Element location data:
********

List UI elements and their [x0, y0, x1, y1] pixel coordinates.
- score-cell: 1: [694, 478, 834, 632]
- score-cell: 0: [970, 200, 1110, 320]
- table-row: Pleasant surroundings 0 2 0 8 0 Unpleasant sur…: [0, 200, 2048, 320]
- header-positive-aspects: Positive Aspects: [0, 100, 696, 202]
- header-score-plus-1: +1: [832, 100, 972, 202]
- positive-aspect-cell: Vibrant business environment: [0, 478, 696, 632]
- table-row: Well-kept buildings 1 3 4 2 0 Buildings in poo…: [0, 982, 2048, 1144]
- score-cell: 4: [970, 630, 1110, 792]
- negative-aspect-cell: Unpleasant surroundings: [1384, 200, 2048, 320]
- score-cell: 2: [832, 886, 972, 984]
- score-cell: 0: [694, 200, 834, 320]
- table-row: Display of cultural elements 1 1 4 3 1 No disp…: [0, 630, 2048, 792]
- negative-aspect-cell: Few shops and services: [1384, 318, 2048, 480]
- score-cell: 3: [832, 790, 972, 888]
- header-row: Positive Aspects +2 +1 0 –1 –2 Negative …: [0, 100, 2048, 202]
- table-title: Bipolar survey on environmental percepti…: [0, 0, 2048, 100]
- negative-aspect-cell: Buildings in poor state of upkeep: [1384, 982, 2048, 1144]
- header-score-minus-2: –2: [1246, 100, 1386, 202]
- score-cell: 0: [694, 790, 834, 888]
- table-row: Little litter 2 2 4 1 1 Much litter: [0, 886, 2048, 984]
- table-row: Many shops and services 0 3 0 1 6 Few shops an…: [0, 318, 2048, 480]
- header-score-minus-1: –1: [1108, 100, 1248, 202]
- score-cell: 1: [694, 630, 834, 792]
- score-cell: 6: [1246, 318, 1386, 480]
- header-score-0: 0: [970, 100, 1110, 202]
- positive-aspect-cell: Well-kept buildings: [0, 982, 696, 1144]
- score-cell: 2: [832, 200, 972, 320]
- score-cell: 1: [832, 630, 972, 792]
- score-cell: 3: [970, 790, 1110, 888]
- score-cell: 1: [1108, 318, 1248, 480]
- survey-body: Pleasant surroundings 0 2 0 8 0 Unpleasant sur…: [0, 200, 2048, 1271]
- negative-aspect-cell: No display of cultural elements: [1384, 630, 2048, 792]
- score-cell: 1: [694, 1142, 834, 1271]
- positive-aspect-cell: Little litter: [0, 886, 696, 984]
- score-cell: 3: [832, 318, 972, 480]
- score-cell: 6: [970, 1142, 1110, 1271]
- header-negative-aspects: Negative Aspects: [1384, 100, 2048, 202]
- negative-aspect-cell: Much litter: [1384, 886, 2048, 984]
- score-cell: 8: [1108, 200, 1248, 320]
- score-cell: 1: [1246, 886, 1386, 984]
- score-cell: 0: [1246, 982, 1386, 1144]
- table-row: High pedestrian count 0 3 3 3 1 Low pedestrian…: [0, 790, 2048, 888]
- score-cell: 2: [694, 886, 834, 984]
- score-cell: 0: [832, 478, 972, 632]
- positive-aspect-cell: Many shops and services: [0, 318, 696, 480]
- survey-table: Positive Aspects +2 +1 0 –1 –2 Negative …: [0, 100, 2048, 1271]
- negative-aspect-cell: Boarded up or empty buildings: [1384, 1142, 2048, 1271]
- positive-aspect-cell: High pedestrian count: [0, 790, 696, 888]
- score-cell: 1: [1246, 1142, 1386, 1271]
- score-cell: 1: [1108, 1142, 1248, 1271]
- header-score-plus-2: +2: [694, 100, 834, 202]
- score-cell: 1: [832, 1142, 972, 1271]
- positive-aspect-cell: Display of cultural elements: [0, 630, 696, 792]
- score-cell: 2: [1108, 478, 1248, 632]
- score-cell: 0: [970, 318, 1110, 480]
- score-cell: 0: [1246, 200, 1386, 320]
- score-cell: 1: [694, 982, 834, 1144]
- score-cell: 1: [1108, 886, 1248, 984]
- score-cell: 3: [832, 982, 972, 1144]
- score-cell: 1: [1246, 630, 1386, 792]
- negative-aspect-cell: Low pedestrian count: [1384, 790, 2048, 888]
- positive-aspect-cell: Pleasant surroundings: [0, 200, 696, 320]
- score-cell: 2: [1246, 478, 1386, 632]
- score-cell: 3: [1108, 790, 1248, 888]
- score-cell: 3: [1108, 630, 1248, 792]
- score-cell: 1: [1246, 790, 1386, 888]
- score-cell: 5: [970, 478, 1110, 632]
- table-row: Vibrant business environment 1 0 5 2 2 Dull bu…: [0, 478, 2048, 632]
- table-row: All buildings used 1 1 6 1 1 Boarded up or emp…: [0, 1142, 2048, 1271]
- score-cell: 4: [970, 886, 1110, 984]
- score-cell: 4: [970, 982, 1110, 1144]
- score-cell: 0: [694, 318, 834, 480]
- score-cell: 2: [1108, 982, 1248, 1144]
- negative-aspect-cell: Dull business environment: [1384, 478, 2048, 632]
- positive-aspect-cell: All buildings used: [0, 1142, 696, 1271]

********

Task description: Copy every line of the material above word for word, without changing anything.

Finished exercise:
List UI elements and their [x0, y0, x1, y1] pixel coordinates.
- score-cell: 1: [694, 478, 834, 632]
- score-cell: 0: [970, 200, 1110, 320]
- table-row: Pleasant surroundings 0 2 0 8 0 Unpleasant sur…: [0, 200, 2048, 320]
- header-positive-aspects: Positive Aspects: [0, 100, 696, 202]
- header-score-plus-1: +1: [832, 100, 972, 202]
- positive-aspect-cell: Vibrant business environment: [0, 478, 696, 632]
- table-row: Well-kept buildings 1 3 4 2 0 Buildings in poo…: [0, 982, 2048, 1144]
- score-cell: 4: [970, 630, 1110, 792]
- negative-aspect-cell: Unpleasant surroundings: [1384, 200, 2048, 320]
- score-cell: 2: [832, 886, 972, 984]
- score-cell: 0: [694, 200, 834, 320]
- table-row: Display of cultural elements 1 1 4 3 1 No disp…: [0, 630, 2048, 792]
- negative-aspect-cell: Few shops and services: [1384, 318, 2048, 480]
- score-cell: 3: [832, 790, 972, 888]
- header-row: Positive Aspects +2 +1 0 –1 –2 Negative …: [0, 100, 2048, 202]
- table-title: Bipolar survey on environmental percepti…: [0, 0, 2048, 100]
- negative-aspect-cell: Buildings in poor state of upkeep: [1384, 982, 2048, 1144]
- header-score-minus-2: –2: [1246, 100, 1386, 202]
- score-cell: 0: [694, 790, 834, 888]
- table-row: Little litter 2 2 4 1 1 Much litter: [0, 886, 2048, 984]
- table-row: Many shops and services 0 3 0 1 6 Few shops an…: [0, 318, 2048, 480]
- header-score-minus-1: –1: [1108, 100, 1248, 202]
- score-cell: 1: [694, 630, 834, 792]
- score-cell: 6: [1246, 318, 1386, 480]
- header-score-0: 0: [970, 100, 1110, 202]
- positive-aspect-cell: Well-kept buildings: [0, 982, 696, 1144]
- score-cell: 2: [832, 200, 972, 320]
- score-cell: 1: [832, 630, 972, 792]
- score-cell: 3: [970, 790, 1110, 888]
- score-cell: 1: [1108, 318, 1248, 480]
- survey-body: Pleasant surroundings 0 2 0 8 0 Unpleasant sur…: [0, 200, 2048, 1271]
- negative-aspect-cell: No display of cultural elements: [1384, 630, 2048, 792]
- score-cell: 1: [694, 1142, 834, 1271]
- positive-aspect-cell: Little litter: [0, 886, 696, 984]
- score-cell: 3: [832, 318, 972, 480]
- score-cell: 6: [970, 1142, 1110, 1271]
- header-negative-aspects: Negative Aspects: [1384, 100, 2048, 202]
- negative-aspect-cell: Much litter: [1384, 886, 2048, 984]
- score-cell: 8: [1108, 200, 1248, 320]
- score-cell: 1: [1246, 886, 1386, 984]
- score-cell: 0: [1246, 982, 1386, 1144]
- table-row: High pedestrian count 0 3 3 3 1 Low pedestrian…: [0, 790, 2048, 888]
- score-cell: 2: [694, 886, 834, 984]
- score-cell: 0: [832, 478, 972, 632]
- positive-aspect-cell: Many shops and services: [0, 318, 696, 480]
- survey-table: Positive Aspects +2 +1 0 –1 –2 Negative …: [0, 100, 2048, 1271]
- negative-aspect-cell: Boarded up or empty buildings: [1384, 1142, 2048, 1271]
- positive-aspect-cell: High pedestrian count: [0, 790, 696, 888]
- score-cell: 1: [1246, 1142, 1386, 1271]
- score-cell: 1: [1108, 1142, 1248, 1271]
- header-score-plus-2: +2: [694, 100, 834, 202]
- score-cell: 1: [832, 1142, 972, 1271]
- positive-aspect-cell: Display of cultural elements: [0, 630, 696, 792]
- score-cell: 2: [1108, 478, 1248, 632]
- score-cell: 0: [970, 318, 1110, 480]
- score-cell: 0: [1246, 200, 1386, 320]
- score-cell: 1: [694, 982, 834, 1144]
- score-cell: 1: [1108, 886, 1248, 984]
- score-cell: 3: [832, 982, 972, 1144]
- score-cell: 1: [1246, 630, 1386, 792]
- negative-aspect-cell: Low pedestrian count: [1384, 790, 2048, 888]
- positive-aspect-cell: Pleasant surroundings: [0, 200, 696, 320]
- score-cell: 2: [1246, 478, 1386, 632]
- score-cell: 3: [1108, 790, 1248, 888]
- score-cell: 3: [1108, 630, 1248, 792]
- score-cell: 1: [1246, 790, 1386, 888]
- score-cell: 5: [970, 478, 1110, 632]
- table-row: Vibrant business environment 1 0 5 2 2 Dull bu…: [0, 478, 2048, 632]
- table-row: All buildings used 1 1 6 1 1 Boarded up or emp…: [0, 1142, 2048, 1271]
- score-cell: 4: [970, 886, 1110, 984]
- score-cell: 4: [970, 982, 1110, 1144]
- score-cell: 0: [694, 318, 834, 480]
- score-cell: 2: [1108, 982, 1248, 1144]
- negative-aspect-cell: Dull business environment: [1384, 478, 2048, 632]
- positive-aspect-cell: All buildings used: [0, 1142, 696, 1271]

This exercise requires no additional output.